> Your instructions
Return every line of the records below verbatim, with no pictures in the copy.

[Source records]
○ ○ ○ ○

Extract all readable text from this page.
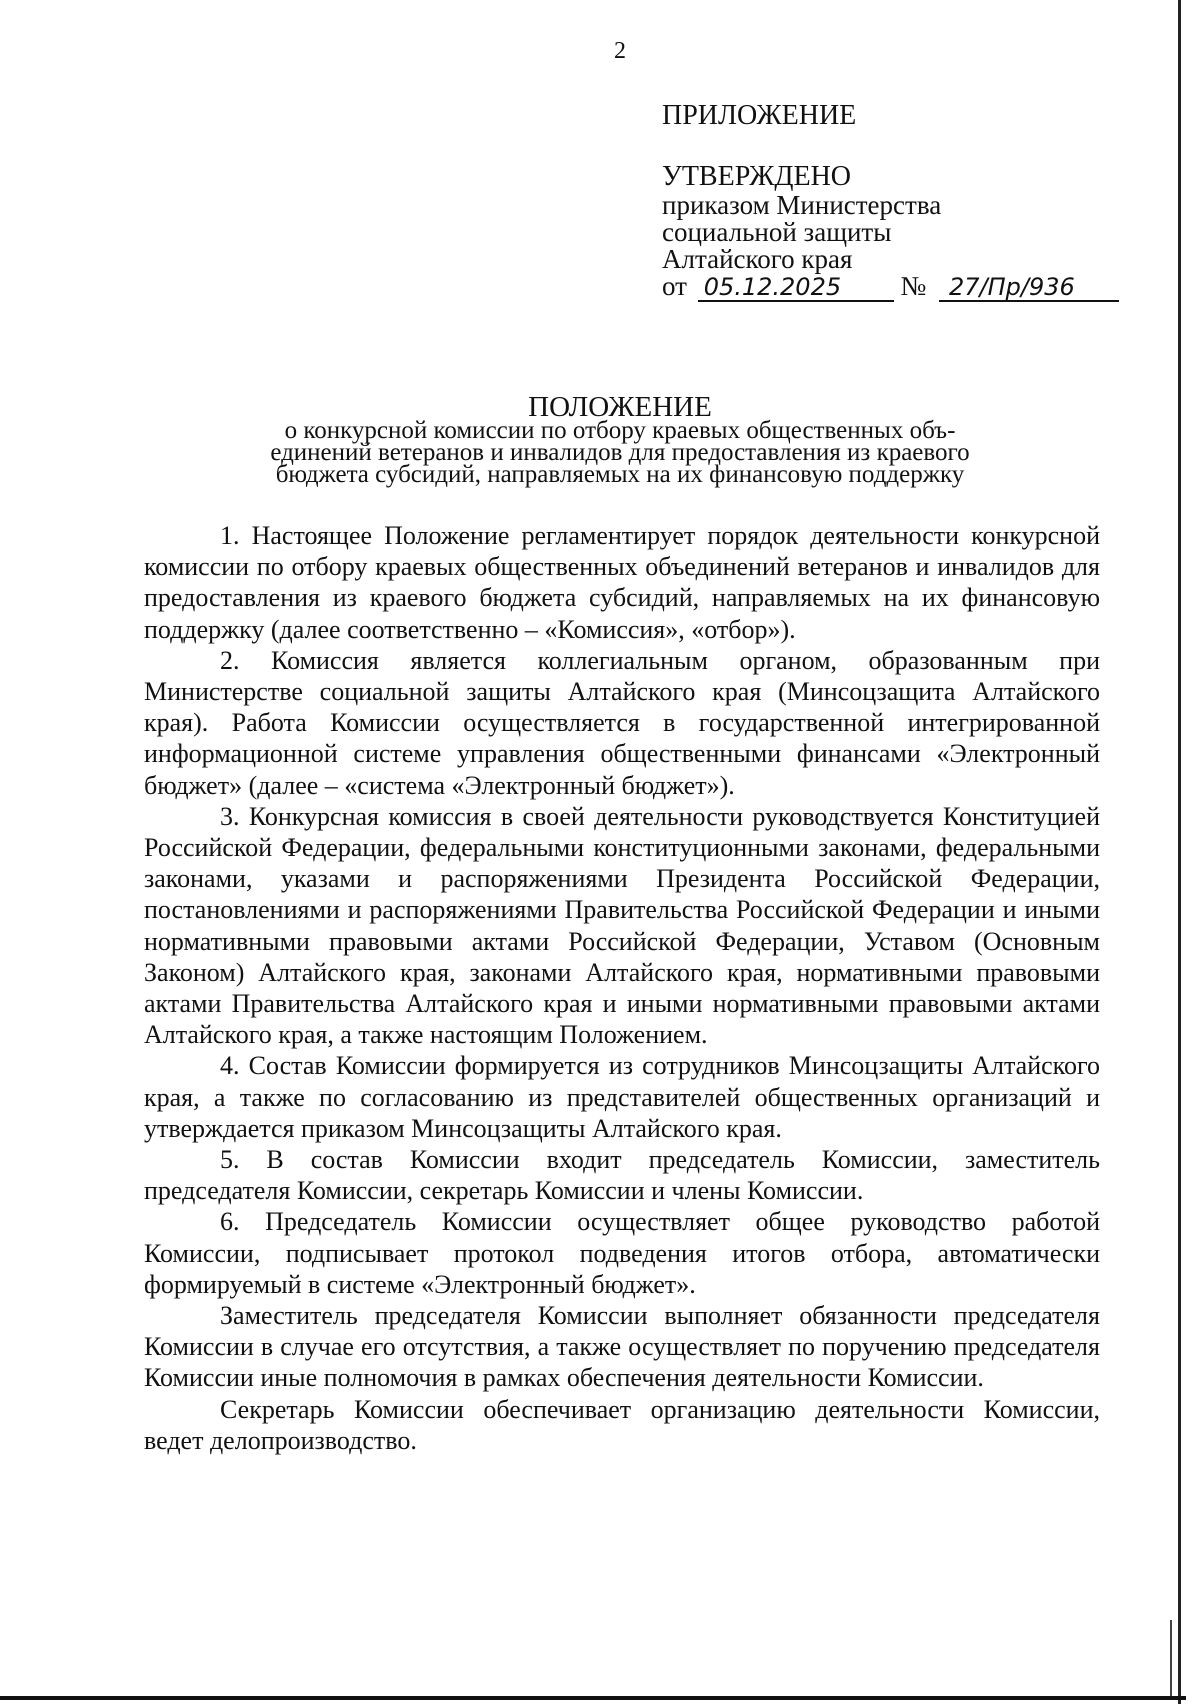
2
ПРИЛОЖЕНИЕ
УТВЕРЖДЕНО
приказом Министерства
социальной защиты
Алтайского края
от 05.12.2025 № 27/Пр/936
ПОЛОЖЕНИЕ
о конкурсной комиссии по отбору краевых общественных объ-
единений ветеранов и инвалидов для предоставления из краевого
бюджета субсидий, направляемых на их финансовую поддержку

1. Настоящее Положение регламентирует порядок деятельности конкурсной комиссии по отбору краевых общественных объединений ветеранов и инвалидов для предоставления из краевого бюджета субсидий, направляемых на их финансовую поддержку (далее соответственно – «Комиссия», «отбор»).

2. Комиссия является коллегиальным органом, образованным при Министерстве социальной защиты Алтайского края (Минсоцзащита Алтайского края). Работа Комиссии осуществляется в государственной интегрированной информационной системе управления общественными финансами «Электронный бюджет» (далее – «система «Электронный бюджет»).

3. Конкурсная комиссия в своей деятельности руководствуется Конституцией Российской Федерации, федеральными конституционными законами, федеральными законами, указами и распоряжениями Президента Российской Федерации, постановлениями и распоряжениями Правительства Российской Федерации и иными нормативными правовыми актами Российской Федерации, Уставом (Основным Законом) Алтайского края, законами Алтайского края, нормативными правовыми актами Правительства Алтайского края и иными нормативными правовыми актами Алтайского края, а также настоящим Положением.

4. Состав Комиссии формируется из сотрудников Минсоцзащиты Алтайского края, а также по согласованию из представителей общественных организаций и утверждается приказом Минсоцзащиты Алтайского края.

5. В состав Комиссии входит председатель Комиссии, заместитель председателя Комиссии, секретарь Комиссии и члены Комиссии.

6. Председатель Комиссии осуществляет общее руководство работой Комиссии, подписывает протокол подведения итогов отбора, автоматически формируемый в системе «Электронный бюджет».

Заместитель председателя Комиссии выполняет обязанности председателя Комиссии в случае его отсутствия, а также осуществляет по поручению председателя Комиссии иные полномочия в рамках обеспечения деятельности Комиссии.

Секретарь Комиссии обеспечивает организацию деятельности Комиссии, ведет делопроизводство.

○ ○ ○ ○

> Complete output
Extract all readable text from this page.
2
ПРИЛОЖЕНИЕ
УТВЕРЖДЕНО
приказом Министерства
социальной защиты
Алтайского края
от 05.12.2025 № 27/Пр/936
ПОЛОЖЕНИЕ
о конкурсной комиссии по отбору краевых общественных объ-
единений ветеранов и инвалидов для предоставления из краевого
бюджета субсидий, направляемых на их финансовую поддержку

1. Настоящее Положение регламентирует порядок деятельности конкурсной комиссии по отбору краевых общественных объединений ветеранов и инвалидов для предоставления из краевого бюджета субсидий, направляемых на их финансовую поддержку (далее соответственно – «Комиссия», «отбор»).

2. Комиссия является коллегиальным органом, образованным при Министерстве социальной защиты Алтайского края (Минсоцзащита Алтайского края). Работа Комиссии осуществляется в государственной интегрированной информационной системе управления общественными финансами «Электронный бюджет» (далее – «система «Электронный бюджет»).

3. Конкурсная комиссия в своей деятельности руководствуется Конституцией Российской Федерации, федеральными конституционными законами, федеральными законами, указами и распоряжениями Президента Российской Федерации, постановлениями и распоряжениями Правительства Российской Федерации и иными нормативными правовыми актами Российской Федерации, Уставом (Основным Законом) Алтайского края, законами Алтайского края, нормативными правовыми актами Правительства Алтайского края и иными нормативными правовыми актами Алтайского края, а также настоящим Положением.

4. Состав Комиссии формируется из сотрудников Минсоцзащиты Алтайского края, а также по согласованию из представителей общественных организаций и утверждается приказом Минсоцзащиты Алтайского края.

5. В состав Комиссии входит председатель Комиссии, заместитель председателя Комиссии, секретарь Комиссии и члены Комиссии.

6. Председатель Комиссии осуществляет общее руководство работой Комиссии, подписывает протокол подведения итогов отбора, автоматически формируемый в системе «Электронный бюджет».

Заместитель председателя Комиссии выполняет обязанности председателя Комиссии в случае его отсутствия, а также осуществляет по поручению председателя Комиссии иные полномочия в рамках обеспечения деятельности Комиссии.

Секретарь Комиссии обеспечивает организацию деятельности Комиссии, ведет делопроизводство.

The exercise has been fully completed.